>> BEGIN Information supplied

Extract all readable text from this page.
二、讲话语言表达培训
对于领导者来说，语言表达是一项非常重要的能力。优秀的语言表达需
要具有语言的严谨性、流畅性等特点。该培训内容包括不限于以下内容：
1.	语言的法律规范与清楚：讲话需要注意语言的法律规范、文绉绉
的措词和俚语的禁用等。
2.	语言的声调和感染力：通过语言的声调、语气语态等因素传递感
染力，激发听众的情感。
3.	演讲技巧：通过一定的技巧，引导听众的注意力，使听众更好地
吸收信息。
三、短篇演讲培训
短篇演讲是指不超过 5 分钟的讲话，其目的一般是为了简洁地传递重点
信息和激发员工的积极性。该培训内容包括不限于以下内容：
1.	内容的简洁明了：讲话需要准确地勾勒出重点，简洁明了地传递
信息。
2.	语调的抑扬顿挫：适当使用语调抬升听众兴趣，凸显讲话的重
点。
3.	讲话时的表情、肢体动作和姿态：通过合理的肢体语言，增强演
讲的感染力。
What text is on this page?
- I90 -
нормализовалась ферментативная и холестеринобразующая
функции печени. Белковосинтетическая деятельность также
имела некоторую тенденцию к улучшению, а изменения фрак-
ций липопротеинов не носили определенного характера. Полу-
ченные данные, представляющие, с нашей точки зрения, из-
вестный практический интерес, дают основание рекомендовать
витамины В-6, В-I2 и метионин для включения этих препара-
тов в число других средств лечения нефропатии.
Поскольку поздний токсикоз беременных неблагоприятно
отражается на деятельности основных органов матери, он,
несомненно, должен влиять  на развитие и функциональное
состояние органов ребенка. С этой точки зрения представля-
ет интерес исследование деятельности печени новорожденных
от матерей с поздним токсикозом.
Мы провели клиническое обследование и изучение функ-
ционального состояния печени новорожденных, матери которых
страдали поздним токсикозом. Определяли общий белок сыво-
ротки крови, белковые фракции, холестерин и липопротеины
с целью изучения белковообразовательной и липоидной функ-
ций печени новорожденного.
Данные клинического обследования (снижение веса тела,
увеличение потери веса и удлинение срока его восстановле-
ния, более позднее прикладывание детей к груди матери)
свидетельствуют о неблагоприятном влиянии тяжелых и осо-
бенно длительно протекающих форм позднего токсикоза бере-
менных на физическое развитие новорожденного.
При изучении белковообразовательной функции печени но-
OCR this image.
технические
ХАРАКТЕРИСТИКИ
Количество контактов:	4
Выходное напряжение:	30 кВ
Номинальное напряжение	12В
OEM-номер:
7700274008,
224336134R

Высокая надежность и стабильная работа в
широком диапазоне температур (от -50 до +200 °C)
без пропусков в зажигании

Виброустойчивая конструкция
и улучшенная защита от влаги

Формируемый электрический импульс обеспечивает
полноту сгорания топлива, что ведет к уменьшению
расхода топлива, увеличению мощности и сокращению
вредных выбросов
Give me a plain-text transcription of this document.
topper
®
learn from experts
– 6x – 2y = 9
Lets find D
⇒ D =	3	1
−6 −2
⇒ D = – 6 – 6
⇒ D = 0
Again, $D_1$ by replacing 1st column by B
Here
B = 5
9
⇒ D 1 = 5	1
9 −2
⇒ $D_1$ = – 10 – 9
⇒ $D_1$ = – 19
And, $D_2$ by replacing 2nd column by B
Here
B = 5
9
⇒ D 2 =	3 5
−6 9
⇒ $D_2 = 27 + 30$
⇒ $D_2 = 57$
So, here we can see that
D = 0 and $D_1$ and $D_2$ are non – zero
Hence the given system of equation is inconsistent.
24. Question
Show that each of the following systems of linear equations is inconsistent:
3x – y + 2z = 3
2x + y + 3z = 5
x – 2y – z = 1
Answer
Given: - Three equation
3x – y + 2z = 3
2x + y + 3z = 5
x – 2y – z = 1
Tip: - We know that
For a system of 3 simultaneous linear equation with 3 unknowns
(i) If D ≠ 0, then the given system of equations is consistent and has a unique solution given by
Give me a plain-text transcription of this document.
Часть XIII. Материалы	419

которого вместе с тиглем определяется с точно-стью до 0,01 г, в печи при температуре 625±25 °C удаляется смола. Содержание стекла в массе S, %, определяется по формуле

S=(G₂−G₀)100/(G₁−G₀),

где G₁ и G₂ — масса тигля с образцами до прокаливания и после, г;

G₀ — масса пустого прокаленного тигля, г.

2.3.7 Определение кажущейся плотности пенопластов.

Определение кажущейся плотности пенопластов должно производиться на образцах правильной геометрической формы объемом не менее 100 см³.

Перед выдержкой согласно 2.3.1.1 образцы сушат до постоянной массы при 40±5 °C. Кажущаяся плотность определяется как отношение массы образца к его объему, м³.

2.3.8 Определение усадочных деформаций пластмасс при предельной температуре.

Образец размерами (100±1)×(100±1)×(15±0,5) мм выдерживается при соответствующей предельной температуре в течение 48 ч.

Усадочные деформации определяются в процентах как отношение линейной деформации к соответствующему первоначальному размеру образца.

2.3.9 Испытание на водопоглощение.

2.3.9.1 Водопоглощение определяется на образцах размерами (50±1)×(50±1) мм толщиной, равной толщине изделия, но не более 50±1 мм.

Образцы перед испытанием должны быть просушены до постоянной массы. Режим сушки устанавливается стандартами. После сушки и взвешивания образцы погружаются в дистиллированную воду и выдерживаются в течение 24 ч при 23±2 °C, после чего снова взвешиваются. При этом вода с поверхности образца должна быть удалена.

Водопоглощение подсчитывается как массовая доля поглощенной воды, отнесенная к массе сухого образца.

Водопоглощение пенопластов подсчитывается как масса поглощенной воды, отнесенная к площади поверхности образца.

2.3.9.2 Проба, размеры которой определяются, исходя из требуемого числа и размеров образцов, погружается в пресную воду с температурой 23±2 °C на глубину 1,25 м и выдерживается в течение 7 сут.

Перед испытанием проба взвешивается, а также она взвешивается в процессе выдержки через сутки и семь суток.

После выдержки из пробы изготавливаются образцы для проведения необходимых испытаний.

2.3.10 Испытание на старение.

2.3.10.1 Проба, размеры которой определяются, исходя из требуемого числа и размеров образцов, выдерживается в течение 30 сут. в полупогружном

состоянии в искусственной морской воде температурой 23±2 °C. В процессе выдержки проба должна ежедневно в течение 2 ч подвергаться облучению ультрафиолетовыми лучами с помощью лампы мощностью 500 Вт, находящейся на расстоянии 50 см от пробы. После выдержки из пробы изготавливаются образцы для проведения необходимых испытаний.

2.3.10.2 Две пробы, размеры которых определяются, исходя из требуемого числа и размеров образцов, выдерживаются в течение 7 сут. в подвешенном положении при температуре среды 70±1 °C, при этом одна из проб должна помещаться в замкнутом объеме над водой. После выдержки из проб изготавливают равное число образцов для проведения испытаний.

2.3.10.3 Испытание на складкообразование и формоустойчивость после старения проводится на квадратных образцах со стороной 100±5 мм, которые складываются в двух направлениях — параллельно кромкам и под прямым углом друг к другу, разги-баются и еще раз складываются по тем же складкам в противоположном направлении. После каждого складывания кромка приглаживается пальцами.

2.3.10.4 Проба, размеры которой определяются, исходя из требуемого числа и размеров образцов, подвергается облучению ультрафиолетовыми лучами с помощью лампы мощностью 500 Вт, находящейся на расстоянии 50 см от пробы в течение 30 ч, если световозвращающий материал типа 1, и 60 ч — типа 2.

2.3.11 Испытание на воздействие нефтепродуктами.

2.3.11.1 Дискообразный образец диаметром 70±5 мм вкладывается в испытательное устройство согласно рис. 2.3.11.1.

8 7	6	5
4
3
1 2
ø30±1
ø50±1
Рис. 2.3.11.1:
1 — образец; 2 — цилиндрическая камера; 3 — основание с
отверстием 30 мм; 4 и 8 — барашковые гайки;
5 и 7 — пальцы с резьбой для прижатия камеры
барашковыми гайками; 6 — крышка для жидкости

>> END Information supplied

Search the data above for lines holding "зрения" and copy each of them.

ченные данные, представляющие, с нашей точки зрения, из-
состояние органов ребенка. С этой точки зрения представля-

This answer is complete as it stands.